* [OBJECTIVE]: Note each line that includes the word "Impacts". Copy those lines.
%%
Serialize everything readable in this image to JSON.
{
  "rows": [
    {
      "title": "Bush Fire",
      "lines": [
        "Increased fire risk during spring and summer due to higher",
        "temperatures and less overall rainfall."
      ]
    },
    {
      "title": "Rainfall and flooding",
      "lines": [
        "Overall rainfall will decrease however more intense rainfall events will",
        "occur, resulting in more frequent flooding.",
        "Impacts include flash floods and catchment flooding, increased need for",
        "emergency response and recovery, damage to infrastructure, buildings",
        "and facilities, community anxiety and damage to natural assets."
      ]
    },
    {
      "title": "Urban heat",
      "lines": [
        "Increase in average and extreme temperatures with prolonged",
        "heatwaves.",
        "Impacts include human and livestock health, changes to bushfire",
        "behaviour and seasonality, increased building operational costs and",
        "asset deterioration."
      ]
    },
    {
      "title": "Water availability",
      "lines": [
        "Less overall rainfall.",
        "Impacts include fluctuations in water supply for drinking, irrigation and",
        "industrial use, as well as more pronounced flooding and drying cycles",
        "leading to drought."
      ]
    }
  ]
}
%%
%%
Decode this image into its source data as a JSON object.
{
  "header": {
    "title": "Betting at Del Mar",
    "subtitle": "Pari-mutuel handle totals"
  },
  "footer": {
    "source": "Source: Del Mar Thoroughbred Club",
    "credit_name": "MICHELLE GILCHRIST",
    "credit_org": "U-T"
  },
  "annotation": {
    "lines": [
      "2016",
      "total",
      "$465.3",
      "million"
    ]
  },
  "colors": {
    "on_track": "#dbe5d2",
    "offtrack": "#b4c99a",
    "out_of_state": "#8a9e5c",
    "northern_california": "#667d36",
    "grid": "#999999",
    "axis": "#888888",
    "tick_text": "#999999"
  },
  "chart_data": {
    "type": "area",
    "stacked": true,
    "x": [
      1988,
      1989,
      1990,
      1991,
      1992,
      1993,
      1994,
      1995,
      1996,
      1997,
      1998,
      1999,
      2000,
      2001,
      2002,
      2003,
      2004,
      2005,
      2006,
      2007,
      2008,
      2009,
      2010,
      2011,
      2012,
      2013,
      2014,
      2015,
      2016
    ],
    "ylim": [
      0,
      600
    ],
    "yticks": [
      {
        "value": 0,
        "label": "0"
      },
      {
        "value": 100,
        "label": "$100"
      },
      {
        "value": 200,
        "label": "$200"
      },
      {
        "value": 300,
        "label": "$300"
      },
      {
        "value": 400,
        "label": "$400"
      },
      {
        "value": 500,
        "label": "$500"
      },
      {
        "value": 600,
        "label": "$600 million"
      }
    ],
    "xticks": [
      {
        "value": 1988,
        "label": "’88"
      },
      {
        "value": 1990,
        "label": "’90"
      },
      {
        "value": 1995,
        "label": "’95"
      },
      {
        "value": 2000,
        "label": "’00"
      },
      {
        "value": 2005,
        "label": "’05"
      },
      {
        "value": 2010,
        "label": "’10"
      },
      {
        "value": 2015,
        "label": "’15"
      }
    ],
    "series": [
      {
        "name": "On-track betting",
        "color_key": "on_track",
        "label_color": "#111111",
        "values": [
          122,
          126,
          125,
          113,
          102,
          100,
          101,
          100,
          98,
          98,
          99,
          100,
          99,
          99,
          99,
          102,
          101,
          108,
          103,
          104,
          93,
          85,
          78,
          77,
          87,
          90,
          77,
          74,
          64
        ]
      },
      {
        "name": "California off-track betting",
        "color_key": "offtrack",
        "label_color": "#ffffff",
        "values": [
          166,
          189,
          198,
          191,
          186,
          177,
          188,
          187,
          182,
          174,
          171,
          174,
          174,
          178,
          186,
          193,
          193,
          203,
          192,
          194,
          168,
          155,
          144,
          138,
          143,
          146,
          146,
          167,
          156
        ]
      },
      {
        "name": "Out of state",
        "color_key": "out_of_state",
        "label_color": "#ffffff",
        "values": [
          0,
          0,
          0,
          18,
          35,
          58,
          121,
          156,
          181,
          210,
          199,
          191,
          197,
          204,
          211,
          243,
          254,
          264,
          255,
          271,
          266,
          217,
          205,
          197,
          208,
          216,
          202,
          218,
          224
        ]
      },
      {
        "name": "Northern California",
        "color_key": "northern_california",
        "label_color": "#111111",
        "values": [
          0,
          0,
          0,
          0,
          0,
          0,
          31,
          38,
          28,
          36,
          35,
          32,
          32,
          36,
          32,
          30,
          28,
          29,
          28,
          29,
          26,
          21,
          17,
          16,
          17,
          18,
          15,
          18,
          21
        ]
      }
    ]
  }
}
%%
* [PROBLEM SOLUTION]:
        "Impacts include flash floods and catchment flooding, increased need for",
        "Impacts include human and livestock health, changes to bushfire",
        "Impacts include fluctuations in water supply for drinking, irrigation and",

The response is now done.